WHAT YOU ARE ASKED TO DO:
Skip the pictures and quote all of the lines exactly.
——
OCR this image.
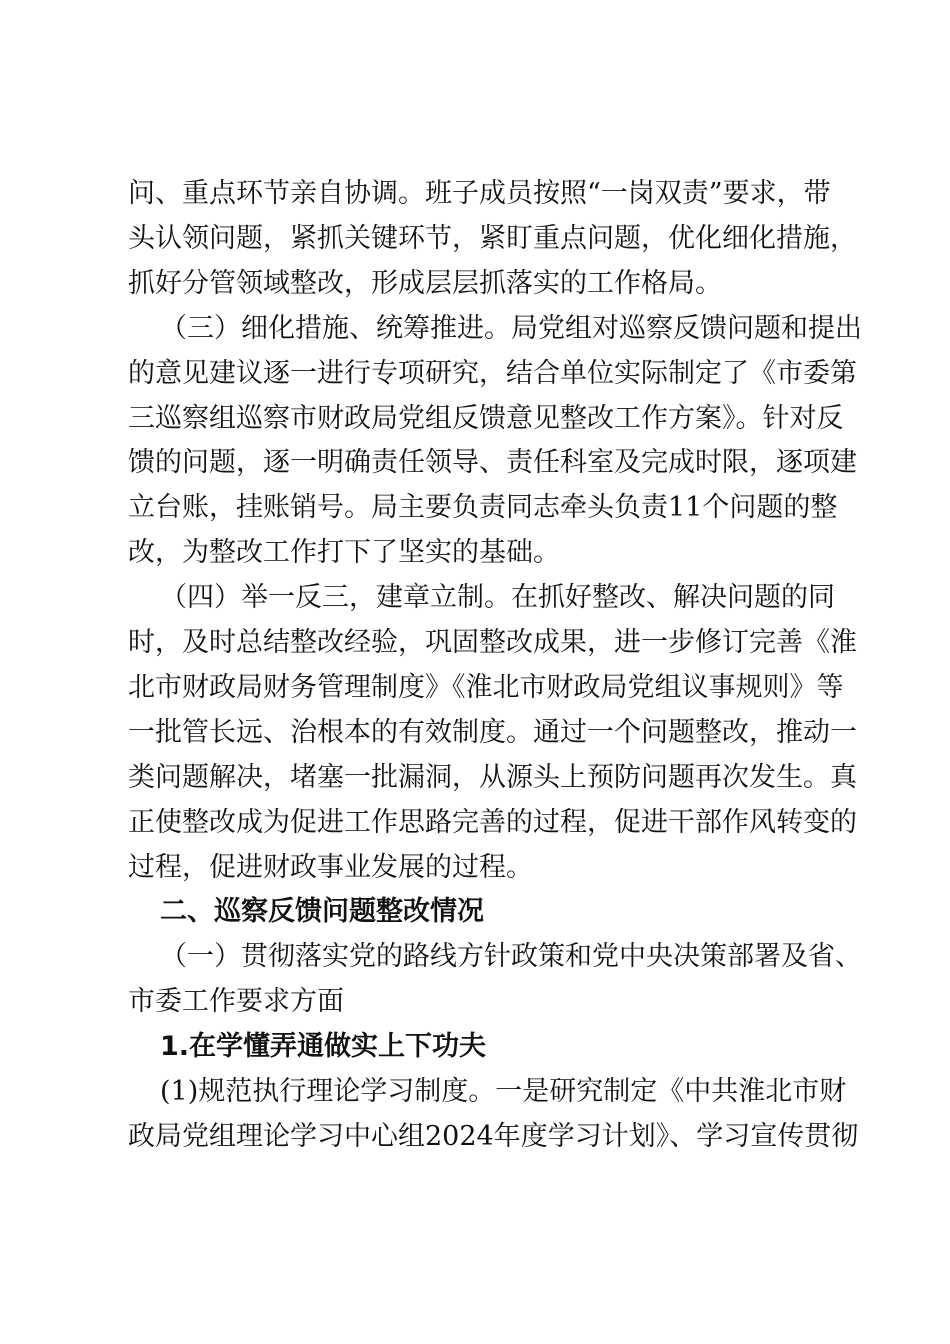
问、重点环节亲自协调。班子成员按照“一岗双责”要求，带
头认领问题，紧抓关键环节，紧盯重点问题，优化细化措施，
抓好分管领域整改，形成层层抓落实的工作格局。
（三）细化措施、统筹推进。局党组对巡察反馈问题和提出
的意见建议逐一进行专项研究，结合单位实际制定了《市委第
三巡察组巡察市财政局党组反馈意见整改工作方案》。针对反
馈的问题，逐一明确责任领导、责任科室及完成时限，逐项建
立台账，挂账销号。局主要负责同志牵头负责11个问题的整
改，为整改工作打下了坚实的基础。
（四）举一反三，建章立制。在抓好整改、解决问题的同
时，及时总结整改经验，巩固整改成果，进一步修订完善《淮
北市财政局财务管理制度》《淮北市财政局党组议事规则》等
一批管长远、治根本的有效制度。通过一个问题整改，推动一
类问题解决，堵塞一批漏洞，从源头上预防问题再次发生。真
正使整改成为促进工作思路完善的过程，促进干部作风转变的
过程，促进财政事业发展的过程。
二、巡察反馈问题整改情况
（一）贯彻落实党的路线方针政策和党中央决策部署及省、
市委工作要求方面
1.在学懂弄通做实上下功夫
(1)规范执行理论学习制度。一是研究制定《中共淮北市财
政局党组理论学习中心组2024年度学习计划》、学习宣传贯彻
——
EXERCISE SOLUTION:
OCR this image.
问、重点环节亲自协调。班子成员按照“一岗双责”要求，带
头认领问题，紧抓关键环节，紧盯重点问题，优化细化措施，
抓好分管领域整改，形成层层抓落实的工作格局。
（三）细化措施、统筹推进。局党组对巡察反馈问题和提出
的意见建议逐一进行专项研究，结合单位实际制定了《市委第
三巡察组巡察市财政局党组反馈意见整改工作方案》。针对反
馈的问题，逐一明确责任领导、责任科室及完成时限，逐项建
立台账，挂账销号。局主要负责同志牵头负责11个问题的整
改，为整改工作打下了坚实的基础。
（四）举一反三，建章立制。在抓好整改、解决问题的同
时，及时总结整改经验，巩固整改成果，进一步修订完善《淮
北市财政局财务管理制度》《淮北市财政局党组议事规则》等
一批管长远、治根本的有效制度。通过一个问题整改，推动一
类问题解决，堵塞一批漏洞，从源头上预防问题再次发生。真
正使整改成为促进工作思路完善的过程，促进干部作风转变的
过程，促进财政事业发展的过程。
二、巡察反馈问题整改情况
（一）贯彻落实党的路线方针政策和党中央决策部署及省、
市委工作要求方面
1.在学懂弄通做实上下功夫
(1)规范执行理论学习制度。一是研究制定《中共淮北市财
政局党组理论学习中心组2024年度学习计划》、学习宣传贯彻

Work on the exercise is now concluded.